EXERCISE DETAILS |
Report only the number of lines that hold the word "crest".

[Stored items]

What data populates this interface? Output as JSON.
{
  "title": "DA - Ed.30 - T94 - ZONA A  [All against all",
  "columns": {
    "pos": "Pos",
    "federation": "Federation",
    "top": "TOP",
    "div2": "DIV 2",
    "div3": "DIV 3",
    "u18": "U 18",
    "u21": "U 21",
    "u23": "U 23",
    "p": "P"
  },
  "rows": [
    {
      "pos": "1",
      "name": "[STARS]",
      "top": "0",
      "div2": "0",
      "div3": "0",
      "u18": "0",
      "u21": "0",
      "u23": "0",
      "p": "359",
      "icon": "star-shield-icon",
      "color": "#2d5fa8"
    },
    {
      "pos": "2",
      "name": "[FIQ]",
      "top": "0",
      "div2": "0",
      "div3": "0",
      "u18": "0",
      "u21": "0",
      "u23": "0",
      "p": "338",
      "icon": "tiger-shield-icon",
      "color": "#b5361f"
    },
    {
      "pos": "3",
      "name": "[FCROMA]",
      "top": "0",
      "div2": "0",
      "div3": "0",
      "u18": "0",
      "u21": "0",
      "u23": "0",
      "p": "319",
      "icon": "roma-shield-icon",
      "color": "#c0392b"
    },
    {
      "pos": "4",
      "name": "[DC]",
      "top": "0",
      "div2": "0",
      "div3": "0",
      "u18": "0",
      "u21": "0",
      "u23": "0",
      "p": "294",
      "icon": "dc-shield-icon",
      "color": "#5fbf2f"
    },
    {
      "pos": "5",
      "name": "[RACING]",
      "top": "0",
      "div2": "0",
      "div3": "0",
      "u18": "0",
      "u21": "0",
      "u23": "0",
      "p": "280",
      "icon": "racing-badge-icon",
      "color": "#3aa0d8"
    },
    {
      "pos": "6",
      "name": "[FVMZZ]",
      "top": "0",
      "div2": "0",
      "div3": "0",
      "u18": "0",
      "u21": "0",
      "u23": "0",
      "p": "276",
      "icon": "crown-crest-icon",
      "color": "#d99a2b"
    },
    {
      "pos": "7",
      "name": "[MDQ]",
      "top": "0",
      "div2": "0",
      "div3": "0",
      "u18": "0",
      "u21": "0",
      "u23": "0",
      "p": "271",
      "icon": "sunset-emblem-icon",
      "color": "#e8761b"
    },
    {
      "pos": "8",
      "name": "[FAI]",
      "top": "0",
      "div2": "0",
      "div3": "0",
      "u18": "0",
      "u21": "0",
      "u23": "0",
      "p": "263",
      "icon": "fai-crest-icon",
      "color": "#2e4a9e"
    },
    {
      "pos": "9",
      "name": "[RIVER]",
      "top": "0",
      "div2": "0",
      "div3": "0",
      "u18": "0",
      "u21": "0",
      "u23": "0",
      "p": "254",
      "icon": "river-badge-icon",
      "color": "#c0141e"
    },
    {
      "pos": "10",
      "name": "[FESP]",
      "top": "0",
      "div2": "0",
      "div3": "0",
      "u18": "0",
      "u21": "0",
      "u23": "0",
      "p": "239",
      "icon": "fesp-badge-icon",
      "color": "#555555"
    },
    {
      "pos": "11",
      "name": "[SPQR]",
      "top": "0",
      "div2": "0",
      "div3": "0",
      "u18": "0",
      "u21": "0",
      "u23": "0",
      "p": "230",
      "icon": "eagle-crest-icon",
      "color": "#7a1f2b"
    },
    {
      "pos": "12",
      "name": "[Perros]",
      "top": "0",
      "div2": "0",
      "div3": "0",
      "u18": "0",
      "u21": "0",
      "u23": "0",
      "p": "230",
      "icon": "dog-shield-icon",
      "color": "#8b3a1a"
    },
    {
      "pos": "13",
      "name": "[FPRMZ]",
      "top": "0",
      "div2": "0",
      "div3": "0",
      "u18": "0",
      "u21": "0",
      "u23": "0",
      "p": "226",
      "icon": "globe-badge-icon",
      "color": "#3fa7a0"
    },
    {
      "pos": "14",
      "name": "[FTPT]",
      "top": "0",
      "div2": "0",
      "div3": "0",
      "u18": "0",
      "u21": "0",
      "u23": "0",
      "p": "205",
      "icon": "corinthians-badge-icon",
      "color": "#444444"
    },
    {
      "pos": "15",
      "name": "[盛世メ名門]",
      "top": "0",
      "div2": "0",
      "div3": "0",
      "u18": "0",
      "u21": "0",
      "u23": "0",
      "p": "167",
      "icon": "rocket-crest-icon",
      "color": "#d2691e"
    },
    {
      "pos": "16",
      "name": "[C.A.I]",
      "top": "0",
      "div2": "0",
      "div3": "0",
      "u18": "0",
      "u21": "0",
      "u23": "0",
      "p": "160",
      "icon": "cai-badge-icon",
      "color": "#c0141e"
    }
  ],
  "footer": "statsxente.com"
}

WRITTEN RESPONSE |
4